# Provided data
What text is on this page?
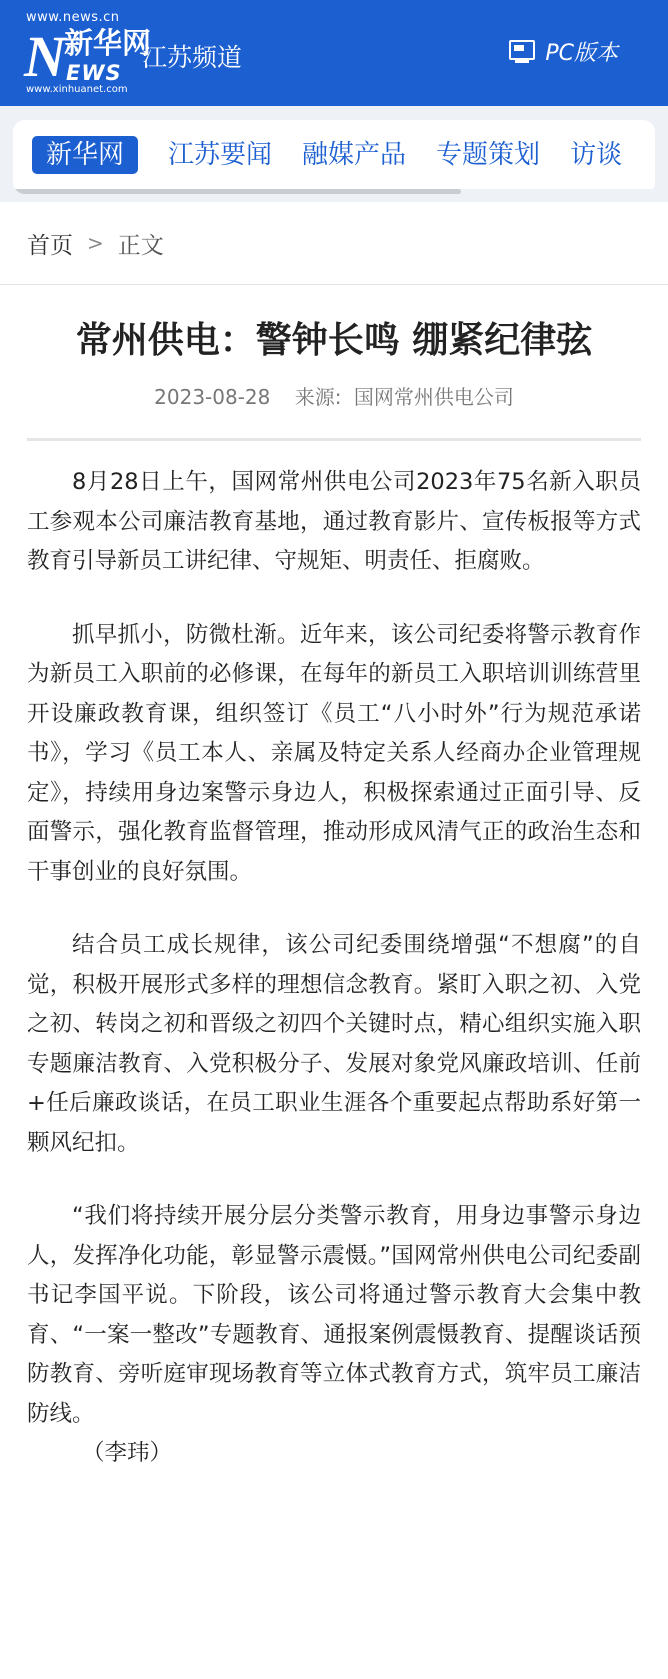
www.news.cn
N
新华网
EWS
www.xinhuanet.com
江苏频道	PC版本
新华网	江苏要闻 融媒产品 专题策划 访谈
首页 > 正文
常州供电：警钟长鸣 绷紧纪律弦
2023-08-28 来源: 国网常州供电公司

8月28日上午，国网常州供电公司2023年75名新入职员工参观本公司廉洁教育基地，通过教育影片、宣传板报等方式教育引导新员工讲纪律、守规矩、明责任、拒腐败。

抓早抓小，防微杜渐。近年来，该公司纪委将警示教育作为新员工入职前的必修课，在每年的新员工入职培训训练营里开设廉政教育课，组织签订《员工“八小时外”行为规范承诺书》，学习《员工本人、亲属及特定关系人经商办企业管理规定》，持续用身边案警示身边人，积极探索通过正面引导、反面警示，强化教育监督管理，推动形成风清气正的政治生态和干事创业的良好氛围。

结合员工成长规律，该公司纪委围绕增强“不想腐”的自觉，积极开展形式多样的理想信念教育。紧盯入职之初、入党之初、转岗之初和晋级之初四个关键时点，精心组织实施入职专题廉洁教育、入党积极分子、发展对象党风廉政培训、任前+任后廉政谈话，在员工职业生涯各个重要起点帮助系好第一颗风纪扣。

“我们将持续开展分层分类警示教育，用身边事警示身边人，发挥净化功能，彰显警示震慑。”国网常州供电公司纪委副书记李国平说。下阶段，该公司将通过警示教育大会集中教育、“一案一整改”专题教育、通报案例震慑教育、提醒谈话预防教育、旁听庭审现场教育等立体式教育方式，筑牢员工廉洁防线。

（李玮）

# Instructions for the task
Do not copy the pictures, but repeat every line exactly.

# Output
What text is on this page?
www.news.cn
N
新华网
EWS
www.xinhuanet.com
江苏频道	PC版本
新华网	江苏要闻 融媒产品 专题策划 访谈
首页 > 正文
常州供电：警钟长鸣 绷紧纪律弦
2023-08-28 来源: 国网常州供电公司

8月28日上午，国网常州供电公司2023年75名新入职员工参观本公司廉洁教育基地，通过教育影片、宣传板报等方式教育引导新员工讲纪律、守规矩、明责任、拒腐败。

抓早抓小，防微杜渐。近年来，该公司纪委将警示教育作为新员工入职前的必修课，在每年的新员工入职培训训练营里开设廉政教育课，组织签订《员工“八小时外”行为规范承诺书》，学习《员工本人、亲属及特定关系人经商办企业管理规定》，持续用身边案警示身边人，积极探索通过正面引导、反面警示，强化教育监督管理，推动形成风清气正的政治生态和干事创业的良好氛围。

结合员工成长规律，该公司纪委围绕增强“不想腐”的自觉，积极开展形式多样的理想信念教育。紧盯入职之初、入党之初、转岗之初和晋级之初四个关键时点，精心组织实施入职专题廉洁教育、入党积极分子、发展对象党风廉政培训、任前+任后廉政谈话，在员工职业生涯各个重要起点帮助系好第一颗风纪扣。

“我们将持续开展分层分类警示教育，用身边事警示身边人，发挥净化功能，彰显警示震慑。”国网常州供电公司纪委副书记李国平说。下阶段，该公司将通过警示教育大会集中教育、“一案一整改”专题教育、通报案例震慑教育、提醒谈话预防教育、旁听庭审现场教育等立体式教育方式，筑牢员工廉洁防线。

（李玮）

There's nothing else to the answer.